#### Problem requirements
Report every line from the material that contains the word "like".

#### Stored items from a collection
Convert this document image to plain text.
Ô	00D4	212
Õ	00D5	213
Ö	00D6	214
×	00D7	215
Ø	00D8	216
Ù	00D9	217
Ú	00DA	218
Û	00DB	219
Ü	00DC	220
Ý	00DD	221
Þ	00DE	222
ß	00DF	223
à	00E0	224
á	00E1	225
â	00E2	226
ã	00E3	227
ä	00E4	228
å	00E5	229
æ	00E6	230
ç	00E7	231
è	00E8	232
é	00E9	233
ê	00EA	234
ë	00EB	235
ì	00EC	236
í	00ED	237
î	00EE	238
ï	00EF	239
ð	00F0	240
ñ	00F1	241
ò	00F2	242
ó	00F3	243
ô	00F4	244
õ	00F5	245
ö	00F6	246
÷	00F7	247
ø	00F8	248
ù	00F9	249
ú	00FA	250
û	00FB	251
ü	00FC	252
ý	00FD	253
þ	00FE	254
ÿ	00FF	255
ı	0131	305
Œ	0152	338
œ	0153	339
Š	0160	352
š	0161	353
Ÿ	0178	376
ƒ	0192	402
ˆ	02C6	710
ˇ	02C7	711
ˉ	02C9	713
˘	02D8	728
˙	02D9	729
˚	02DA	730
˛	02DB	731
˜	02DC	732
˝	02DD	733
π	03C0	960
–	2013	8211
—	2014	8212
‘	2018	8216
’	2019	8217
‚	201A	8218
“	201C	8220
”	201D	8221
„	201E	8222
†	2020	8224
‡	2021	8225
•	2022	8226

--

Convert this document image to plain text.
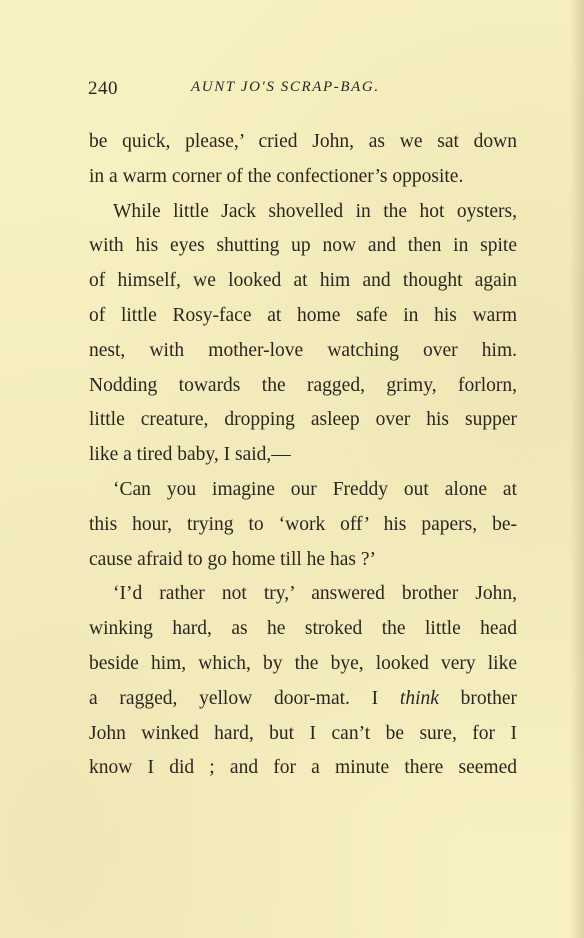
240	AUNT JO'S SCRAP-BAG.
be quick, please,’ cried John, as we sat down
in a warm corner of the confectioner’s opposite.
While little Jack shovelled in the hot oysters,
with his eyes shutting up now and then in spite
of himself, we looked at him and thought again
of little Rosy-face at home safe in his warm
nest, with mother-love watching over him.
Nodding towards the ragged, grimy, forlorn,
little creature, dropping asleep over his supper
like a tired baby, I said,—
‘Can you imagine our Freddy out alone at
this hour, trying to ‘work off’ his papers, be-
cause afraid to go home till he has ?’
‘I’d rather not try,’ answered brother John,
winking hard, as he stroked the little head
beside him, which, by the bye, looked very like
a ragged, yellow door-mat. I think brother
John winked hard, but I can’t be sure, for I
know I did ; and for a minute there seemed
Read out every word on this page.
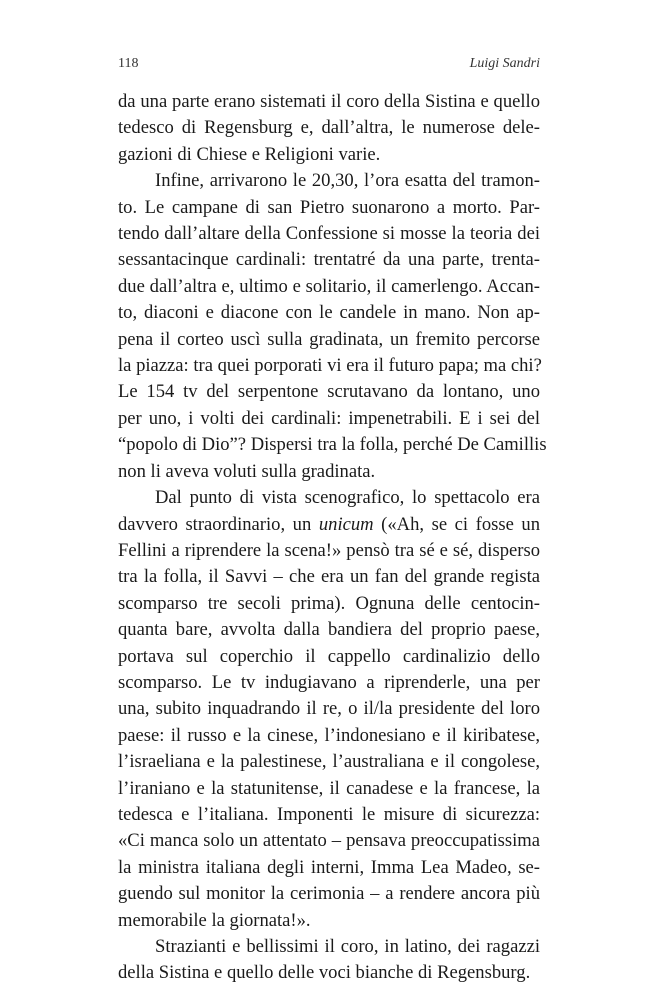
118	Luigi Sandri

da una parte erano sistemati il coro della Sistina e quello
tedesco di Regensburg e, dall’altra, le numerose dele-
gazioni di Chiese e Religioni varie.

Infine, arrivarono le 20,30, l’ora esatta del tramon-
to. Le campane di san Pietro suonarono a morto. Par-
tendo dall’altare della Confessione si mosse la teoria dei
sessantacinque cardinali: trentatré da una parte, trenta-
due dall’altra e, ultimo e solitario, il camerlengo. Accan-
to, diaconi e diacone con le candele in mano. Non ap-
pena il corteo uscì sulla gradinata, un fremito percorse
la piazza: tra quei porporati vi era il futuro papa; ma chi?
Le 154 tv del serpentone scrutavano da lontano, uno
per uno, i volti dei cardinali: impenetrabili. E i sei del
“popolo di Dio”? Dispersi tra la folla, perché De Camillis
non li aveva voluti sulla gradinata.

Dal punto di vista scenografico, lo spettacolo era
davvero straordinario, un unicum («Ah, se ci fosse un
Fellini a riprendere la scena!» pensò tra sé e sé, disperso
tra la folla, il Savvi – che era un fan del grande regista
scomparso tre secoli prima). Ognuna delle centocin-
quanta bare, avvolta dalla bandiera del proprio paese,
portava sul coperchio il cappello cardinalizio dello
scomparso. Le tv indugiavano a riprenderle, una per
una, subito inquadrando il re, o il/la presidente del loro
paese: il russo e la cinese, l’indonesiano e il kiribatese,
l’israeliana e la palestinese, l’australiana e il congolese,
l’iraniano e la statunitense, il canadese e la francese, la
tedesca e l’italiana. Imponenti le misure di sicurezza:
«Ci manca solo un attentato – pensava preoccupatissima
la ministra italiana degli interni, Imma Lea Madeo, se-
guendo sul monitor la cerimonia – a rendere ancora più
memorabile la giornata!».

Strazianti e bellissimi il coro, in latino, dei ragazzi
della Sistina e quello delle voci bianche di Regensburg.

#### Output below
like a tired baby, I said,—
beside him, which, by the bye, looked very like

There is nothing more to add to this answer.